* _Work to be completed_
Copy the records below verbatim, leaving out the pictures.

____

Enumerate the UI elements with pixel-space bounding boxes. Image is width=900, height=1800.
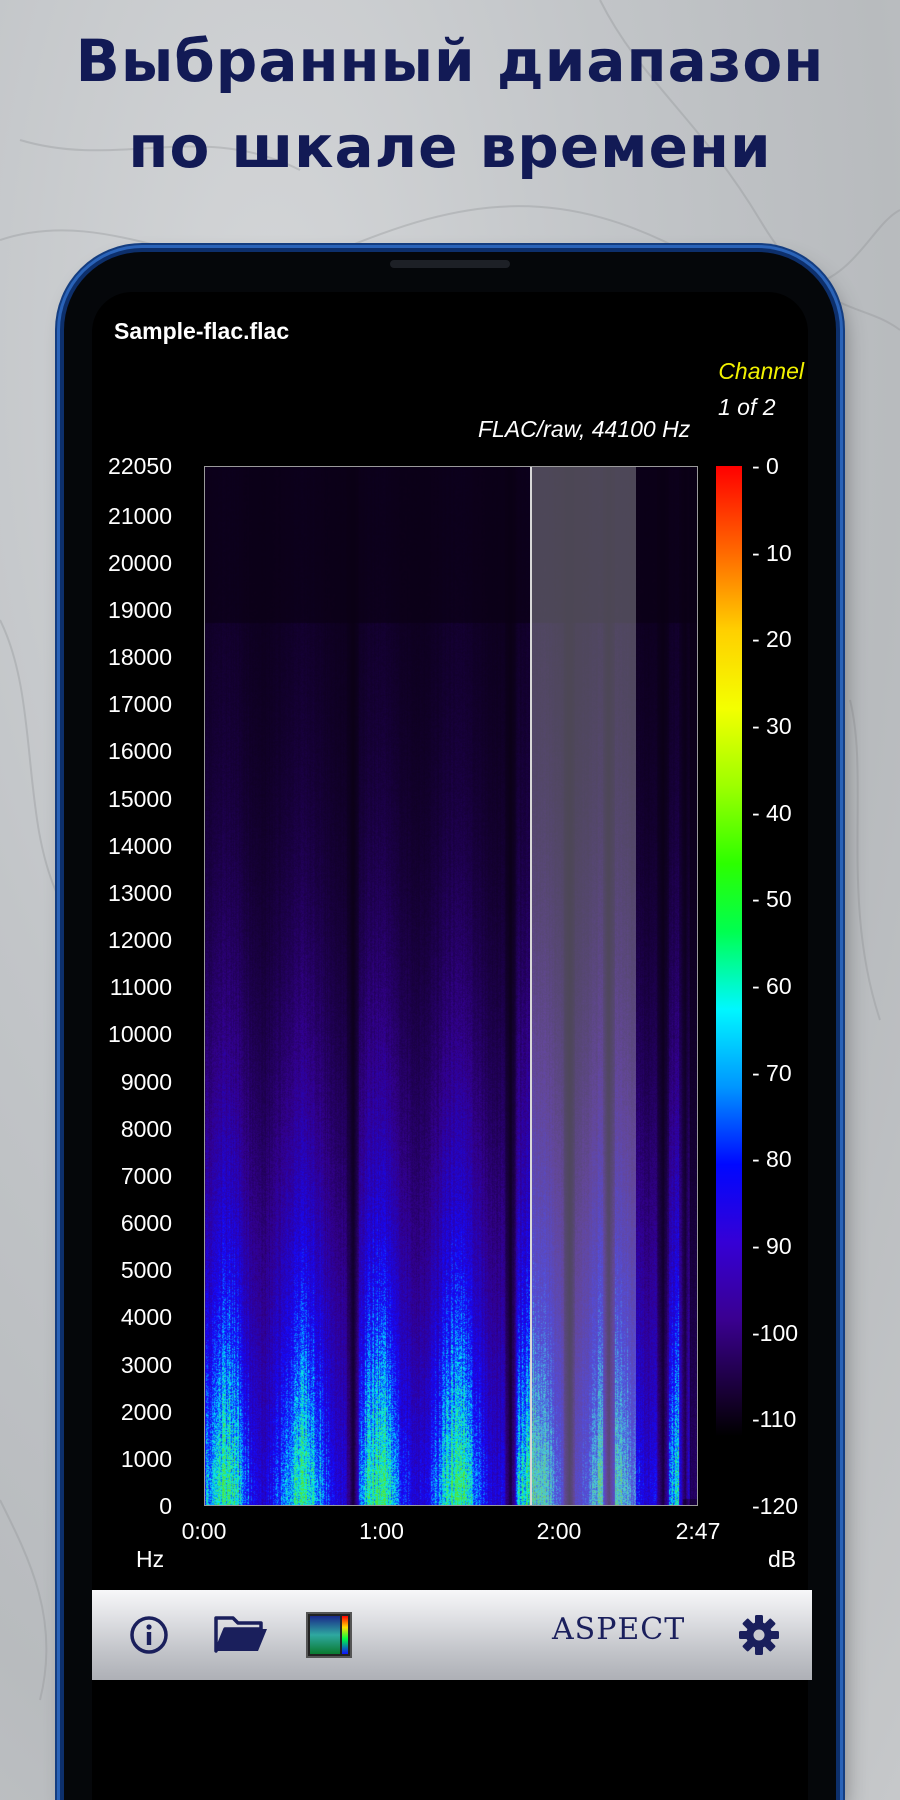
frequency-tick-label: 3000 (120, 1351, 172, 1378)
db-tick-label: -100 (752, 1319, 799, 1346)
format-info: FLAC/raw, 44100 Hz (478, 416, 691, 442)
time-tick-label: 2:47 (675, 1518, 721, 1544)
frequency-tick-label: 5000 (120, 1257, 172, 1284)
time-tick-label: 1:00 (359, 1518, 404, 1544)
db-tick-label: - 30 (752, 713, 792, 739)
frequency-tick-label: 20000 (108, 549, 172, 576)
frequency-tick-label: 10000 (108, 1021, 172, 1048)
frequency-tick-label: 21000 (108, 502, 172, 529)
frequency-tick-label: 14000 (108, 832, 172, 859)
db-tick-label: - 40 (752, 799, 792, 826)
frequency-tick-label: 6000 (120, 1210, 172, 1236)
db-tick-label: - 70 (752, 1059, 792, 1086)
db-tick-label: - 60 (752, 973, 792, 999)
db-colorbar (716, 466, 742, 1436)
gear-icon (739, 1615, 779, 1655)
headline-line-2: по шкале времени (128, 113, 772, 181)
phone-speaker (390, 260, 510, 268)
palette-button[interactable] (302, 1608, 356, 1662)
channel-label[interactable]: Channel (718, 358, 804, 385)
hz-unit-label: Hz (136, 1546, 165, 1572)
open-file-button[interactable] (210, 1608, 272, 1662)
headline-line-1: Выбранный диапазон (75, 27, 825, 95)
db-unit-label: dB (768, 1546, 797, 1572)
frequency-tick-label: 2000 (120, 1398, 172, 1425)
db-tick-label: - 90 (752, 1233, 792, 1259)
frequency-tick-label: 22050 (108, 453, 172, 479)
frequency-tick-label: 17000 (108, 691, 172, 718)
channel-count[interactable]: 1 of 2 (718, 394, 776, 421)
db-tick-label: - 0 (752, 453, 779, 479)
frequency-tick-label: 18000 (108, 644, 172, 671)
folder-open-icon (214, 1616, 267, 1653)
spectrogram-thumbnail-icon (306, 1612, 352, 1658)
headline: Выбранный диапазон по шкале времени (0, 18, 900, 190)
bottom-toolbar: ASPECT (92, 1590, 812, 1680)
spectrogram-plot[interactable] (204, 466, 698, 1506)
time-tick-label: 0:00 (181, 1518, 227, 1544)
db-tick-label: -120 (752, 1493, 799, 1519)
frequency-tick-label: 8000 (120, 1115, 172, 1142)
info-button[interactable] (122, 1608, 176, 1662)
frequency-tick-label: 7000 (120, 1162, 172, 1189)
frequency-tick-label: 11000 (109, 974, 172, 1001)
db-tick-label: - 80 (752, 1146, 792, 1173)
time-tick-label: 2:00 (536, 1518, 582, 1544)
db-tick-label: - 20 (752, 626, 792, 653)
frequency-tick-label: 4000 (120, 1304, 172, 1331)
file-name[interactable]: Sample-flac.flac (114, 318, 289, 345)
db-tick-label: -110 (752, 1406, 797, 1433)
frequency-tick-label: 19000 (108, 596, 172, 623)
db-tick-label: - 50 (752, 886, 792, 913)
frequency-tick-label: 16000 (108, 738, 172, 765)
frequency-tick-label: 12000 (108, 927, 172, 953)
frequency-tick-label: 13000 (108, 879, 172, 906)
db-tick-label: - 10 (752, 539, 792, 566)
frequency-tick-label: 9000 (120, 1068, 172, 1095)
frequency-tick-label: 15000 (108, 785, 172, 812)
time-selection-range[interactable] (530, 467, 636, 1505)
info-icon (130, 1616, 168, 1654)
brand-logo: ASPECT (552, 1612, 686, 1647)
frequency-tick-label: 0 (159, 1493, 172, 1519)
frequency-tick-label: 1000 (120, 1445, 172, 1472)
settings-button[interactable] (732, 1608, 786, 1662)
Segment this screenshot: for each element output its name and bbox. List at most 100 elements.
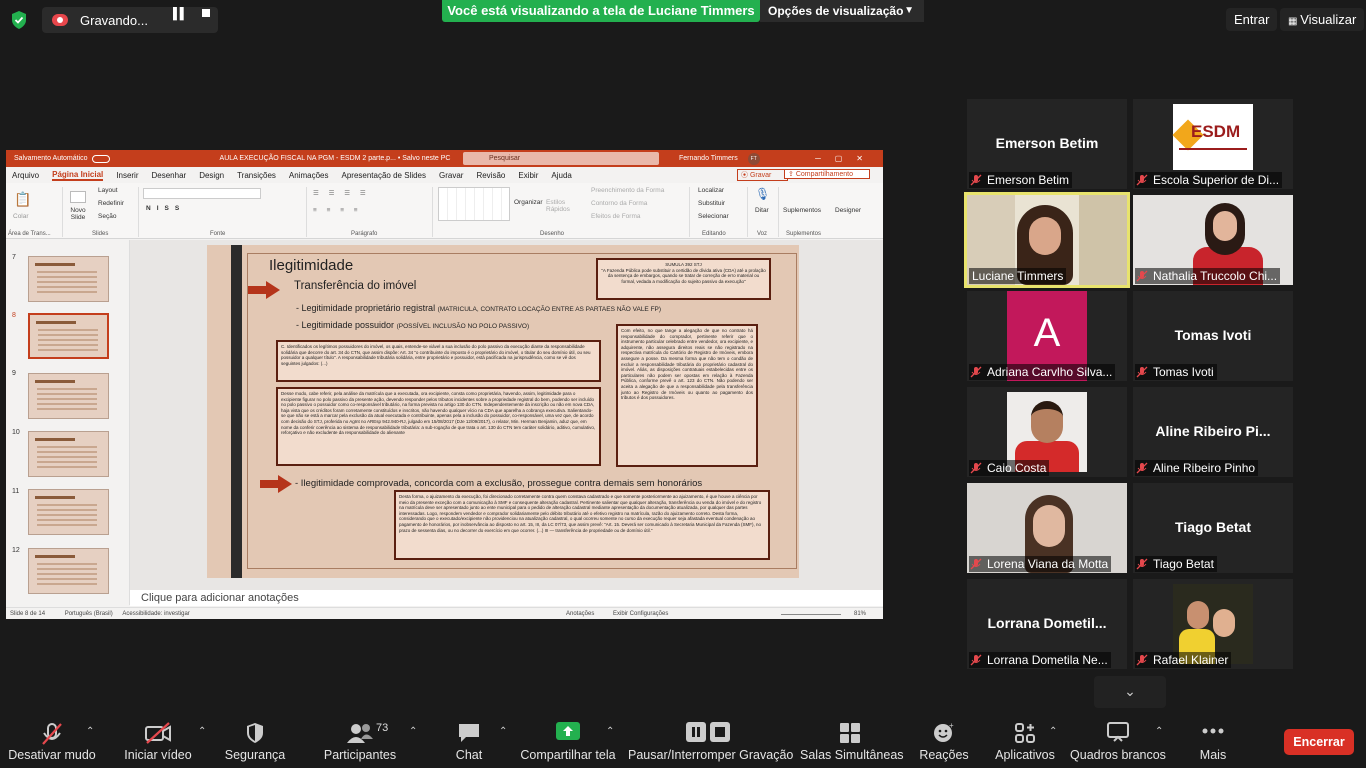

____

* _The solution_
Enumerate the UI elements with pixel-space bounding boxes. Image is width=900, height=1800.
frequency-tick-label: 3000 (120, 1351, 172, 1378)
db-tick-label: -100 (752, 1319, 799, 1346)
format-info: FLAC/raw, 44100 Hz (478, 416, 691, 442)
time-tick-label: 2:47 (675, 1518, 721, 1544)
frequency-tick-label: 5000 (120, 1257, 172, 1284)
time-tick-label: 1:00 (359, 1518, 404, 1544)
db-tick-label: - 30 (752, 713, 792, 739)
frequency-tick-label: 20000 (108, 549, 172, 576)
frequency-tick-label: 10000 (108, 1021, 172, 1048)
frequency-tick-label: 21000 (108, 502, 172, 529)
frequency-tick-label: 14000 (108, 832, 172, 859)
db-tick-label: - 40 (752, 799, 792, 826)
frequency-tick-label: 6000 (120, 1210, 172, 1236)
db-tick-label: - 70 (752, 1059, 792, 1086)
db-tick-label: - 60 (752, 973, 792, 999)
db-colorbar (716, 466, 742, 1436)
gear-icon (739, 1615, 779, 1655)
headline-line-2: по шкале времени (128, 113, 772, 181)
phone-speaker (390, 260, 510, 268)
palette-button[interactable] (302, 1608, 356, 1662)
channel-label[interactable]: Channel (718, 358, 804, 385)
hz-unit-label: Hz (136, 1546, 165, 1572)
open-file-button[interactable] (210, 1608, 272, 1662)
headline-line-1: Выбранный диапазон (75, 27, 825, 95)
db-unit-label: dB (768, 1546, 797, 1572)
frequency-tick-label: 2000 (120, 1398, 172, 1425)
db-tick-label: - 90 (752, 1233, 792, 1259)
frequency-tick-label: 22050 (108, 453, 172, 479)
frequency-tick-label: 17000 (108, 691, 172, 718)
channel-count[interactable]: 1 of 2 (718, 394, 776, 421)
db-tick-label: - 0 (752, 453, 779, 479)
frequency-tick-label: 18000 (108, 644, 172, 671)
folder-open-icon (214, 1616, 267, 1653)
spectrogram-thumbnail-icon (306, 1612, 352, 1658)
headline: Выбранный диапазон по шкале времени (0, 18, 900, 190)
bottom-toolbar: ASPECT (92, 1590, 812, 1680)
spectrogram-plot[interactable] (204, 466, 698, 1506)
time-tick-label: 0:00 (181, 1518, 227, 1544)
db-tick-label: -120 (752, 1493, 799, 1519)
frequency-tick-label: 8000 (120, 1115, 172, 1142)
info-button[interactable] (122, 1608, 176, 1662)
frequency-tick-label: 7000 (120, 1162, 172, 1189)
frequency-tick-label: 11000 (109, 974, 172, 1001)
db-tick-label: - 80 (752, 1146, 792, 1173)
time-tick-label: 2:00 (536, 1518, 582, 1544)
db-tick-label: - 20 (752, 626, 792, 653)
frequency-tick-label: 4000 (120, 1304, 172, 1331)
file-name[interactable]: Sample-flac.flac (114, 318, 289, 345)
db-tick-label: -110 (752, 1406, 797, 1433)
frequency-tick-label: 19000 (108, 596, 172, 623)
db-tick-label: - 50 (752, 886, 792, 913)
frequency-tick-label: 16000 (108, 738, 172, 765)
frequency-tick-label: 12000 (108, 927, 172, 953)
frequency-tick-label: 13000 (108, 879, 172, 906)
db-tick-label: - 10 (752, 539, 792, 566)
frequency-tick-label: 9000 (120, 1068, 172, 1095)
frequency-tick-label: 15000 (108, 785, 172, 812)
time-selection-range[interactable] (530, 467, 636, 1505)
info-icon (130, 1616, 168, 1654)
brand-logo: ASPECT (552, 1612, 686, 1647)
frequency-tick-label: 0 (159, 1493, 172, 1519)
frequency-tick-label: 1000 (120, 1445, 172, 1472)
settings-button[interactable] (732, 1608, 786, 1662)
Segment this screenshot: for each element output its name and bbox. List at most 100 elements.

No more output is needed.